» EXERCISE INSTRUCTIONS
Copy every line of the listing that holds the string "hence".

» GIVEN INFORMATION
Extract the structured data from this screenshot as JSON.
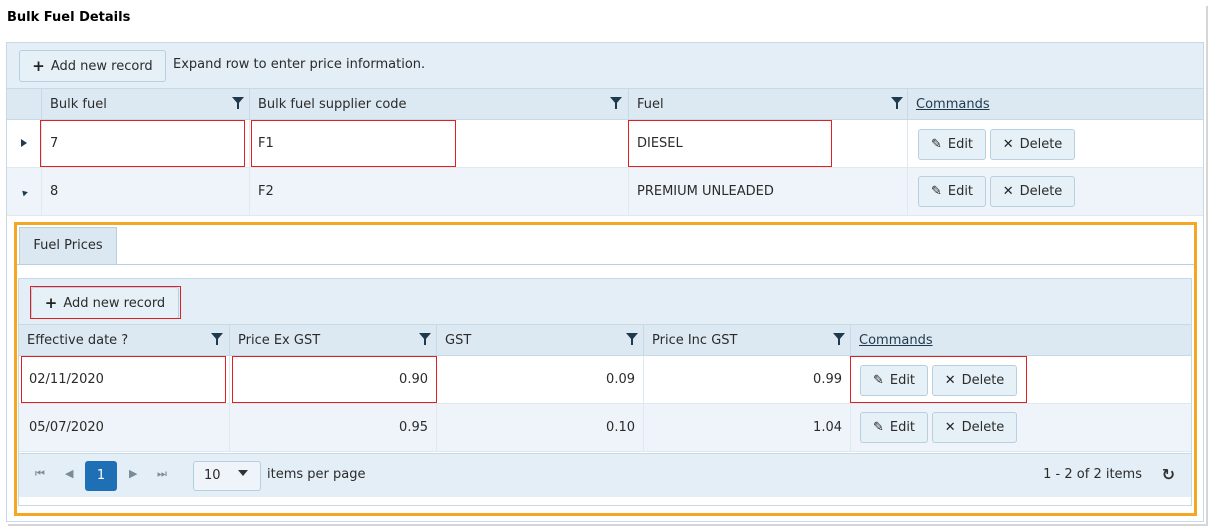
{
  "page": {
    "title": "Bulk Fuel Details"
  },
  "toolbar": {
    "add_label": "Add new record",
    "hint": "Expand row to enter price information."
  },
  "columns": {
    "bulk_fuel": "Bulk fuel",
    "supplier": "Bulk fuel supplier code",
    "fuel": "Fuel",
    "commands": "Commands"
  },
  "rows": [
    {
      "id": "7",
      "supplier": "F1",
      "fuel": "DIESEL",
      "expanded": false
    },
    {
      "id": "8",
      "supplier": "F2",
      "fuel": "PREMIUM UNLEADED",
      "expanded": true
    }
  ],
  "commands": {
    "edit": "Edit",
    "delete": "Delete"
  },
  "detail": {
    "tab": "Fuel Prices",
    "add_label": "Add new record",
    "columns": {
      "date": "Effective date ?",
      "ex": "Price Ex GST",
      "gst": "GST",
      "inc": "Price Inc GST",
      "commands": "Commands"
    },
    "rows": [
      {
        "date": "02/11/2020",
        "ex": "0.90",
        "gst": "0.09",
        "inc": "0.99"
      },
      {
        "date": "05/07/2020",
        "ex": "0.95",
        "gst": "0.10",
        "inc": "1.04"
      }
    ],
    "pager": {
      "page": "1",
      "page_size": "10",
      "per_page_label": "items per page",
      "info": "1 - 2 of 2 items"
    }
  },
  "colors": {
    "highlight": "#e02020",
    "detail_border": "#f5a623",
    "page_active": "#1f6fb4"
  }
}
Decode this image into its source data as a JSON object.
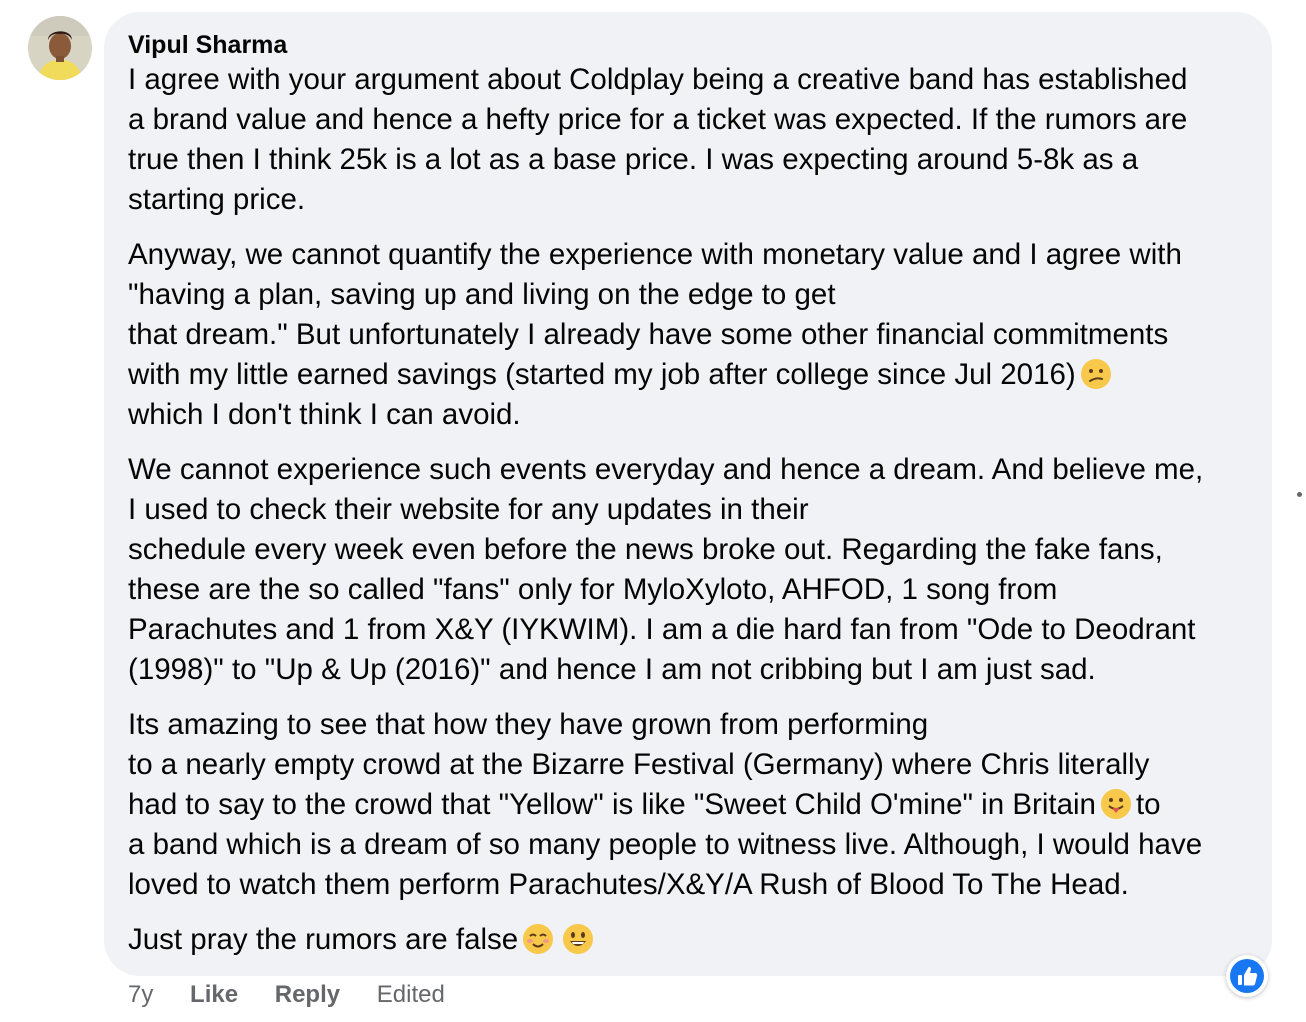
{
  "comment": {
    "author": "Vipul Sharma",
    "paragraphs": [
      [
        "I agree with your argument about Coldplay being a creative band has established",
        "a brand value and hence a hefty price for a ticket was expected. If the rumors are",
        "true then I think 25k is a lot as a base price. I was expecting around 5-8k as a",
        "starting price."
      ],
      [
        "Anyway, we cannot quantify the experience with monetary value and I agree with",
        "\"having a plan, saving up and living on the edge to get",
        "that dream.\" But unfortunately I already have some other financial commitments",
        "with my little earned savings (started my job after college since Jul 2016)",
        "which I don't think I can avoid."
      ],
      [
        "We cannot experience such events everyday and hence a dream. And believe me,",
        "I used to check their website for any updates in their",
        "schedule every week even before the news broke out. Regarding the fake fans,",
        "these are the so called \"fans\" only for MyloXyloto, AHFOD, 1 song from",
        "Parachutes and 1 from X&Y (IYKWIM). I am a die hard fan from \"Ode to Deodrant",
        "(1998)\" to \"Up & Up (2016)\" and hence I am not cribbing but I am just sad."
      ],
      [
        "Its amazing to see that how they have grown from performing",
        "to a nearly empty crowd at the Bizarre Festival (Germany) where Chris literally",
        "had to say to the crowd that \"Yellow\" is like \"Sweet Child O'mine\" in Britain",
        "to",
        "a band which is a dream of so many people to witness live. Although, I would have",
        "loved to watch them perform Parachutes/X&Y/A Rush of Blood To The Head."
      ],
      [
        "Just pray the rumors are false"
      ]
    ],
    "emojis": {
      "confused": "confused-face-icon",
      "tongue": "face-with-tongue-icon",
      "smiling_hearts": "smiling-face-icon",
      "grin": "grinning-face-icon"
    }
  },
  "actions": {
    "time": "7y",
    "like": "Like",
    "reply": "Reply",
    "edited": "Edited"
  },
  "reaction": {
    "icon": "thumbs-up-icon",
    "color": "#1877f2"
  },
  "colors": {
    "bubble": "#f0f2f5",
    "meta_text": "#65676b",
    "text": "#050505"
  }
}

» SOLVED EXERCISE
        "a brand value and hence a hefty price for a ticket was expected. If the rumors are",
        "We cannot experience such events everyday and hence a dream. And believe me,",
        "(1998)\" to \"Up & Up (2016)\" and hence I am not cribbing but I am just sad."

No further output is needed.